### EXCERPTED RECORDS:
-=-=-=-=-
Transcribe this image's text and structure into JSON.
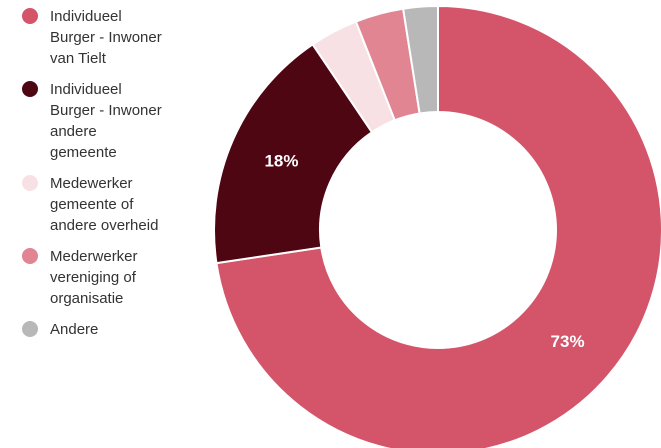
{
  "chart_data": {
    "type": "pie",
    "donut": true,
    "legend_position": "left",
    "series": [
      {
        "name": "Individueel\nBurger - Inwoner\nvan Tielt",
        "value": 73,
        "label": "73%",
        "color": "#d4546a"
      },
      {
        "name": "Individueel\nBurger - Inwoner\nandere\ngemeente",
        "value": 18,
        "label": "18%",
        "color": "#4f0613"
      },
      {
        "name": "Medewerker\ngemeente of\nandere overheid",
        "value": 3.5,
        "label": "",
        "color": "#f8e1e5"
      },
      {
        "name": "Mederwerker\nvereniging of\norganisatie",
        "value": 3.5,
        "label": "",
        "color": "#e08591"
      },
      {
        "name": "Andere",
        "value": 2.5,
        "label": "",
        "color": "#b8b8b8"
      }
    ]
  }
}
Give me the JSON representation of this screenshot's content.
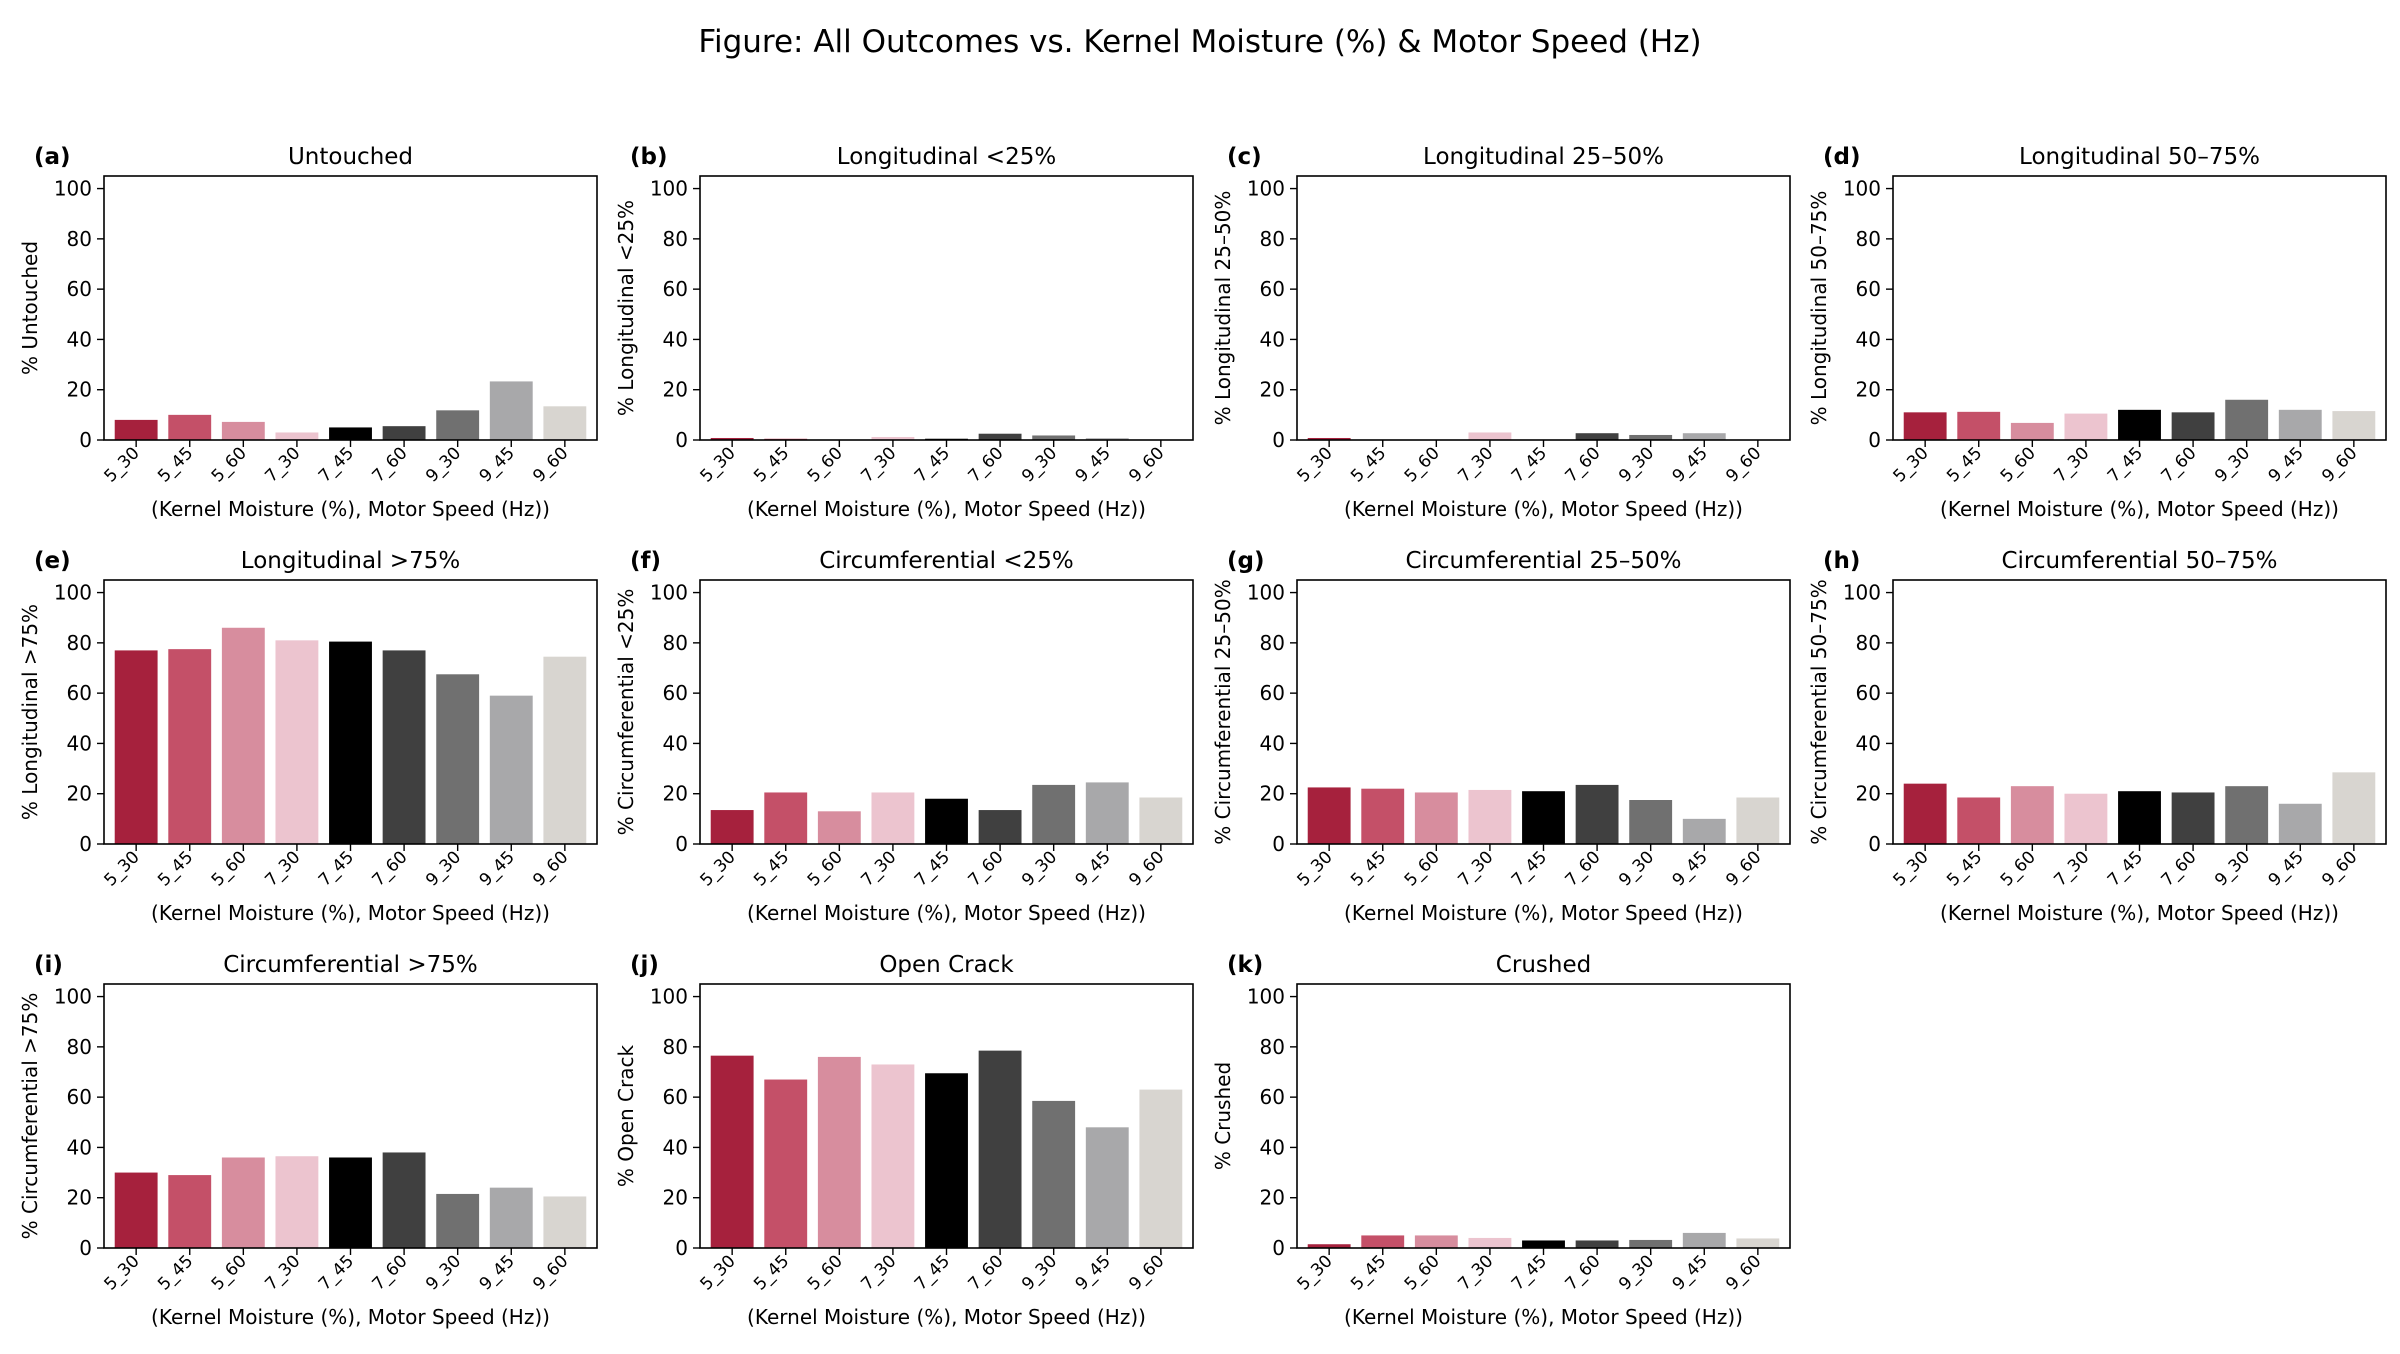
-=-=-=-=-
### TASK TO CARRY OUT:
Set down every record once more, word for word, without pictures.

### OUTPUT FOR THIS EXERCISE:
Transcribe this image's text and structure into JSON.
{
  "chart_data": {
    "type": "pie",
    "donut": true,
    "legend_position": "left",
    "series": [
      {
        "name": "Individueel\nBurger - Inwoner\nvan Tielt",
        "value": 73,
        "label": "73%",
        "color": "#d4546a"
      },
      {
        "name": "Individueel\nBurger - Inwoner\nandere\ngemeente",
        "value": 18,
        "label": "18%",
        "color": "#4f0613"
      },
      {
        "name": "Medewerker\ngemeente of\nandere overheid",
        "value": 3.5,
        "label": "",
        "color": "#f8e1e5"
      },
      {
        "name": "Mederwerker\nvereniging of\norganisatie",
        "value": 3.5,
        "label": "",
        "color": "#e08591"
      },
      {
        "name": "Andere",
        "value": 2.5,
        "label": "",
        "color": "#b8b8b8"
      }
    ]
  }
}
Give me the JSON representation of this screenshot's content.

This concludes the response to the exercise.